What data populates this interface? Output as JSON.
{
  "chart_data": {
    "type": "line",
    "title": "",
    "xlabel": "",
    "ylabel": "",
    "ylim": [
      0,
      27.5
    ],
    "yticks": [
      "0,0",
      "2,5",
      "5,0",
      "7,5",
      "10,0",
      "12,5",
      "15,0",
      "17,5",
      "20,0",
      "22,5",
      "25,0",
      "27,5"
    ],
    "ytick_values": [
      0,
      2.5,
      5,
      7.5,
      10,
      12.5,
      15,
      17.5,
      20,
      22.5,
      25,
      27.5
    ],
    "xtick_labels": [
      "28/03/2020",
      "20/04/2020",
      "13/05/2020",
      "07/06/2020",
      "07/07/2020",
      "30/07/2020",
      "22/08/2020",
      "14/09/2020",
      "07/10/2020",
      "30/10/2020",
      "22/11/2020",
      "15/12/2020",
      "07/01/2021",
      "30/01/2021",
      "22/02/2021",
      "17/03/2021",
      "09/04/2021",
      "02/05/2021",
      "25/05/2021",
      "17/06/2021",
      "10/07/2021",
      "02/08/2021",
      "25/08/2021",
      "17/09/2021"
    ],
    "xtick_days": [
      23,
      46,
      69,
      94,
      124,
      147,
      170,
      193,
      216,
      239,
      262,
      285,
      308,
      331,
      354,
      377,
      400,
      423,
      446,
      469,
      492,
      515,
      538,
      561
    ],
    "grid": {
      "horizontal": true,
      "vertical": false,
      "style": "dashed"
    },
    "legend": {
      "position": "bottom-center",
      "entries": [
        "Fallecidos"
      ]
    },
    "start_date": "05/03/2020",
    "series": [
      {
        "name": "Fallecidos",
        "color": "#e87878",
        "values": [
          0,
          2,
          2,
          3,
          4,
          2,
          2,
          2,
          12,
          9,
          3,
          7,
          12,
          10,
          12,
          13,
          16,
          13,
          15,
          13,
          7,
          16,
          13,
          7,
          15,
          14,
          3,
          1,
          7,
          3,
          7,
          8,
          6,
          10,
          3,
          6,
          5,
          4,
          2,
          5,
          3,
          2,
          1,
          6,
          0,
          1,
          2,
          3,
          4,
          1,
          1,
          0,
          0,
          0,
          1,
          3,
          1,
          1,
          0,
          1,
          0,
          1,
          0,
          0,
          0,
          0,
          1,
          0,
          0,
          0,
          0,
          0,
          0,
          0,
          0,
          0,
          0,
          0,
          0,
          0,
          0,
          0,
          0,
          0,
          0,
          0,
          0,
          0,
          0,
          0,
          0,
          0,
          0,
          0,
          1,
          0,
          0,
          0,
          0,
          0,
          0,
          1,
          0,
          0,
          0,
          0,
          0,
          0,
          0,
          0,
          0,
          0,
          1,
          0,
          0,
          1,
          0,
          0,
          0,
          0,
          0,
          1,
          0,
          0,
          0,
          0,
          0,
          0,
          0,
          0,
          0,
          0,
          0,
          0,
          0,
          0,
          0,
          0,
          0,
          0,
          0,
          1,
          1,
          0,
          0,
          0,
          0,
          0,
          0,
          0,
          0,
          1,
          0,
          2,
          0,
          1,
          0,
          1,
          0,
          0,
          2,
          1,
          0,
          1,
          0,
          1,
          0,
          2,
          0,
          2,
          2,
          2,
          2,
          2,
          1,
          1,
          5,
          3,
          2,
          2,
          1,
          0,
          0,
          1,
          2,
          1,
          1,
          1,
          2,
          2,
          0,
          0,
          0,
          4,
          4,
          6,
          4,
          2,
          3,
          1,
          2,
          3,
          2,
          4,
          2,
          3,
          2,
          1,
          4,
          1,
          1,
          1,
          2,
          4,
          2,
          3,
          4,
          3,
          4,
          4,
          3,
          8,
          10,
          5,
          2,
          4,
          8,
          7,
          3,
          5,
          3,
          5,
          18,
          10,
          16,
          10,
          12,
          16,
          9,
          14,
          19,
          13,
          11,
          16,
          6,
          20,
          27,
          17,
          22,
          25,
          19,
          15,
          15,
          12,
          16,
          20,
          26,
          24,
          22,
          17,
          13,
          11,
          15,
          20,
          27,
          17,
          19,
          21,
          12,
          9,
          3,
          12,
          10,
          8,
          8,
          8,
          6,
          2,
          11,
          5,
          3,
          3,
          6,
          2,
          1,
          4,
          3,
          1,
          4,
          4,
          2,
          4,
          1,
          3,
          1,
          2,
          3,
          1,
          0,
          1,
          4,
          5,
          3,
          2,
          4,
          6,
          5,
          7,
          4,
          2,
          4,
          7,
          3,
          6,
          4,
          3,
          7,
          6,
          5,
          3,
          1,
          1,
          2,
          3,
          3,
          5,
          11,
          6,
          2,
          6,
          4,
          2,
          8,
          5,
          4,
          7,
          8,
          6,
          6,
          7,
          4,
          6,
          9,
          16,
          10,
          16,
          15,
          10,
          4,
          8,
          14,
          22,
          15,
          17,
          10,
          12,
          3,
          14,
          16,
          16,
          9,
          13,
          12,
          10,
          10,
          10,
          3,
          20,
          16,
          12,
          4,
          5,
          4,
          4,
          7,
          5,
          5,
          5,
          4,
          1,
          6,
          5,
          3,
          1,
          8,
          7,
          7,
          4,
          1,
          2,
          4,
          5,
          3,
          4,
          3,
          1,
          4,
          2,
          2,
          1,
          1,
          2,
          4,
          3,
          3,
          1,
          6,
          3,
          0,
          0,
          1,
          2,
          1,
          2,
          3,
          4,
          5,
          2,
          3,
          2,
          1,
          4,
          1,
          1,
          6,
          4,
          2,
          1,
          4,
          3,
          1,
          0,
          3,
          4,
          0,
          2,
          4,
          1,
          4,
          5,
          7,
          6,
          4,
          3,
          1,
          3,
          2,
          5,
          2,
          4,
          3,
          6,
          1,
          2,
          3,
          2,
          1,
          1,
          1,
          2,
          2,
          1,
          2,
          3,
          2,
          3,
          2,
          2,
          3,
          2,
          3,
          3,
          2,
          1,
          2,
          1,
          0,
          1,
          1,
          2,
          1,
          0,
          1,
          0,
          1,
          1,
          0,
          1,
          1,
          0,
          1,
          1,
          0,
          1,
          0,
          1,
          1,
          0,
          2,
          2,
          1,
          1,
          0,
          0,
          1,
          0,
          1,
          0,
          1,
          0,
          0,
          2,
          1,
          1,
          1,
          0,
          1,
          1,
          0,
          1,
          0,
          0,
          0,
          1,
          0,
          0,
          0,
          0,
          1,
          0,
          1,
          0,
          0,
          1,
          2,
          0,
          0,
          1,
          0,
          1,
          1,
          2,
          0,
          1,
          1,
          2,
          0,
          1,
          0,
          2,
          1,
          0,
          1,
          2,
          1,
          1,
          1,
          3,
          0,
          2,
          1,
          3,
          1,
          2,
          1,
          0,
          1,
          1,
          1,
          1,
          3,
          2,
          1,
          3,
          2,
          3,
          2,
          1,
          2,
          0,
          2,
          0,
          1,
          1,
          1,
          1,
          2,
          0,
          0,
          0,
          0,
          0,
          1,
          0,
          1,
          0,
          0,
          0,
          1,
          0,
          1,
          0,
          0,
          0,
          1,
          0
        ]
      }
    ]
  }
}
•••••
■ **Exercise prompt**
Print the complete listing again, exactly as it stands.

■ **Response**
What data populates this interface? Output as JSON.
{
  "chart_data": {
    "type": "line",
    "title": "",
    "xlabel": "",
    "ylabel": "",
    "ylim": [
      0,
      27.5
    ],
    "yticks": [
      "0,0",
      "2,5",
      "5,0",
      "7,5",
      "10,0",
      "12,5",
      "15,0",
      "17,5",
      "20,0",
      "22,5",
      "25,0",
      "27,5"
    ],
    "ytick_values": [
      0,
      2.5,
      5,
      7.5,
      10,
      12.5,
      15,
      17.5,
      20,
      22.5,
      25,
      27.5
    ],
    "xtick_labels": [
      "28/03/2020",
      "20/04/2020",
      "13/05/2020",
      "07/06/2020",
      "07/07/2020",
      "30/07/2020",
      "22/08/2020",
      "14/09/2020",
      "07/10/2020",
      "30/10/2020",
      "22/11/2020",
      "15/12/2020",
      "07/01/2021",
      "30/01/2021",
      "22/02/2021",
      "17/03/2021",
      "09/04/2021",
      "02/05/2021",
      "25/05/2021",
      "17/06/2021",
      "10/07/2021",
      "02/08/2021",
      "25/08/2021",
      "17/09/2021"
    ],
    "xtick_days": [
      23,
      46,
      69,
      94,
      124,
      147,
      170,
      193,
      216,
      239,
      262,
      285,
      308,
      331,
      354,
      377,
      400,
      423,
      446,
      469,
      492,
      515,
      538,
      561
    ],
    "grid": {
      "horizontal": true,
      "vertical": false,
      "style": "dashed"
    },
    "legend": {
      "position": "bottom-center",
      "entries": [
        "Fallecidos"
      ]
    },
    "start_date": "05/03/2020",
    "series": [
      {
        "name": "Fallecidos",
        "color": "#e87878",
        "values": [
          0,
          2,
          2,
          3,
          4,
          2,
          2,
          2,
          12,
          9,
          3,
          7,
          12,
          10,
          12,
          13,
          16,
          13,
          15,
          13,
          7,
          16,
          13,
          7,
          15,
          14,
          3,
          1,
          7,
          3,
          7,
          8,
          6,
          10,
          3,
          6,
          5,
          4,
          2,
          5,
          3,
          2,
          1,
          6,
          0,
          1,
          2,
          3,
          4,
          1,
          1,
          0,
          0,
          0,
          1,
          3,
          1,
          1,
          0,
          1,
          0,
          1,
          0,
          0,
          0,
          0,
          1,
          0,
          0,
          0,
          0,
          0,
          0,
          0,
          0,
          0,
          0,
          0,
          0,
          0,
          0,
          0,
          0,
          0,
          0,
          0,
          0,
          0,
          0,
          0,
          0,
          0,
          0,
          0,
          1,
          0,
          0,
          0,
          0,
          0,
          0,
          1,
          0,
          0,
          0,
          0,
          0,
          0,
          0,
          0,
          0,
          0,
          1,
          0,
          0,
          1,
          0,
          0,
          0,
          0,
          0,
          1,
          0,
          0,
          0,
          0,
          0,
          0,
          0,
          0,
          0,
          0,
          0,
          0,
          0,
          0,
          0,
          0,
          0,
          0,
          0,
          1,
          1,
          0,
          0,
          0,
          0,
          0,
          0,
          0,
          0,
          1,
          0,
          2,
          0,
          1,
          0,
          1,
          0,
          0,
          2,
          1,
          0,
          1,
          0,
          1,
          0,
          2,
          0,
          2,
          2,
          2,
          2,
          2,
          1,
          1,
          5,
          3,
          2,
          2,
          1,
          0,
          0,
          1,
          2,
          1,
          1,
          1,
          2,
          2,
          0,
          0,
          0,
          4,
          4,
          6,
          4,
          2,
          3,
          1,
          2,
          3,
          2,
          4,
          2,
          3,
          2,
          1,
          4,
          1,
          1,
          1,
          2,
          4,
          2,
          3,
          4,
          3,
          4,
          4,
          3,
          8,
          10,
          5,
          2,
          4,
          8,
          7,
          3,
          5,
          3,
          5,
          18,
          10,
          16,
          10,
          12,
          16,
          9,
          14,
          19,
          13,
          11,
          16,
          6,
          20,
          27,
          17,
          22,
          25,
          19,
          15,
          15,
          12,
          16,
          20,
          26,
          24,
          22,
          17,
          13,
          11,
          15,
          20,
          27,
          17,
          19,
          21,
          12,
          9,
          3,
          12,
          10,
          8,
          8,
          8,
          6,
          2,
          11,
          5,
          3,
          3,
          6,
          2,
          1,
          4,
          3,
          1,
          4,
          4,
          2,
          4,
          1,
          3,
          1,
          2,
          3,
          1,
          0,
          1,
          4,
          5,
          3,
          2,
          4,
          6,
          5,
          7,
          4,
          2,
          4,
          7,
          3,
          6,
          4,
          3,
          7,
          6,
          5,
          3,
          1,
          1,
          2,
          3,
          3,
          5,
          11,
          6,
          2,
          6,
          4,
          2,
          8,
          5,
          4,
          7,
          8,
          6,
          6,
          7,
          4,
          6,
          9,
          16,
          10,
          16,
          15,
          10,
          4,
          8,
          14,
          22,
          15,
          17,
          10,
          12,
          3,
          14,
          16,
          16,
          9,
          13,
          12,
          10,
          10,
          10,
          3,
          20,
          16,
          12,
          4,
          5,
          4,
          4,
          7,
          5,
          5,
          5,
          4,
          1,
          6,
          5,
          3,
          1,
          8,
          7,
          7,
          4,
          1,
          2,
          4,
          5,
          3,
          4,
          3,
          1,
          4,
          2,
          2,
          1,
          1,
          2,
          4,
          3,
          3,
          1,
          6,
          3,
          0,
          0,
          1,
          2,
          1,
          2,
          3,
          4,
          5,
          2,
          3,
          2,
          1,
          4,
          1,
          1,
          6,
          4,
          2,
          1,
          4,
          3,
          1,
          0,
          3,
          4,
          0,
          2,
          4,
          1,
          4,
          5,
          7,
          6,
          4,
          3,
          1,
          3,
          2,
          5,
          2,
          4,
          3,
          6,
          1,
          2,
          3,
          2,
          1,
          1,
          1,
          2,
          2,
          1,
          2,
          3,
          2,
          3,
          2,
          2,
          3,
          2,
          3,
          3,
          2,
          1,
          2,
          1,
          0,
          1,
          1,
          2,
          1,
          0,
          1,
          0,
          1,
          1,
          0,
          1,
          1,
          0,
          1,
          1,
          0,
          1,
          0,
          1,
          1,
          0,
          2,
          2,
          1,
          1,
          0,
          0,
          1,
          0,
          1,
          0,
          1,
          0,
          0,
          2,
          1,
          1,
          1,
          0,
          1,
          1,
          0,
          1,
          0,
          0,
          0,
          1,
          0,
          0,
          0,
          0,
          1,
          0,
          1,
          0,
          0,
          1,
          2,
          0,
          0,
          1,
          0,
          1,
          1,
          2,
          0,
          1,
          1,
          2,
          0,
          1,
          0,
          2,
          1,
          0,
          1,
          2,
          1,
          1,
          1,
          3,
          0,
          2,
          1,
          3,
          1,
          2,
          1,
          0,
          1,
          1,
          1,
          1,
          3,
          2,
          1,
          3,
          2,
          3,
          2,
          1,
          2,
          0,
          2,
          0,
          1,
          1,
          1,
          1,
          2,
          0,
          0,
          0,
          0,
          0,
          1,
          0,
          1,
          0,
          0,
          0,
          1,
          0,
          1,
          0,
          0,
          0,
          1,
          0
        ]
      }
    ]
  }
}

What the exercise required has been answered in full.